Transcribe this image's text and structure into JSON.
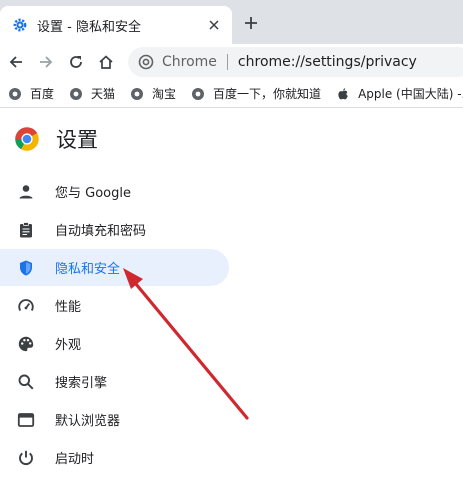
{
  "tab": {
    "title": "设置 - 隐私和安全"
  },
  "toolbar": {
    "site_label": "Chrome",
    "url": "chrome://settings/privacy"
  },
  "bookmarks": [
    {
      "label": "百度",
      "icon": "globe-icon"
    },
    {
      "label": "天猫",
      "icon": "globe-icon"
    },
    {
      "label": "淘宝",
      "icon": "globe-icon"
    },
    {
      "label": "百度一下，你就知道",
      "icon": "globe-icon"
    },
    {
      "label": "Apple (中国大陆) -...",
      "icon": "apple-icon"
    }
  ],
  "settings": {
    "title": "设置",
    "nav": [
      {
        "label": "您与 Google",
        "icon": "person-icon"
      },
      {
        "label": "自动填充和密码",
        "icon": "clipboard-icon"
      },
      {
        "label": "隐私和安全",
        "icon": "shield-icon",
        "active": true
      },
      {
        "label": "性能",
        "icon": "gauge-icon"
      },
      {
        "label": "外观",
        "icon": "palette-icon"
      },
      {
        "label": "搜索引擎",
        "icon": "search-icon"
      },
      {
        "label": "默认浏览器",
        "icon": "browser-icon"
      },
      {
        "label": "启动时",
        "icon": "power-icon"
      }
    ]
  },
  "colors": {
    "accent": "#1a73e8",
    "active_bg": "#e8f0fe",
    "annotation": "#d0282f"
  }
}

--------

§ What the task requires
Copy the records word for word, leaving no picture in the copy.

§ Task result
Transcribe this image's text and structure into JSON.
{
  "tab": {
    "title": "设置 - 隐私和安全"
  },
  "toolbar": {
    "site_label": "Chrome",
    "url": "chrome://settings/privacy"
  },
  "bookmarks": [
    {
      "label": "百度",
      "icon": "globe-icon"
    },
    {
      "label": "天猫",
      "icon": "globe-icon"
    },
    {
      "label": "淘宝",
      "icon": "globe-icon"
    },
    {
      "label": "百度一下，你就知道",
      "icon": "globe-icon"
    },
    {
      "label": "Apple (中国大陆) -...",
      "icon": "apple-icon"
    }
  ],
  "settings": {
    "title": "设置",
    "nav": [
      {
        "label": "您与 Google",
        "icon": "person-icon"
      },
      {
        "label": "自动填充和密码",
        "icon": "clipboard-icon"
      },
      {
        "label": "隐私和安全",
        "icon": "shield-icon",
        "active": true
      },
      {
        "label": "性能",
        "icon": "gauge-icon"
      },
      {
        "label": "外观",
        "icon": "palette-icon"
      },
      {
        "label": "搜索引擎",
        "icon": "search-icon"
      },
      {
        "label": "默认浏览器",
        "icon": "browser-icon"
      },
      {
        "label": "启动时",
        "icon": "power-icon"
      }
    ]
  },
  "colors": {
    "accent": "#1a73e8",
    "active_bg": "#e8f0fe",
    "annotation": "#d0282f"
  }
}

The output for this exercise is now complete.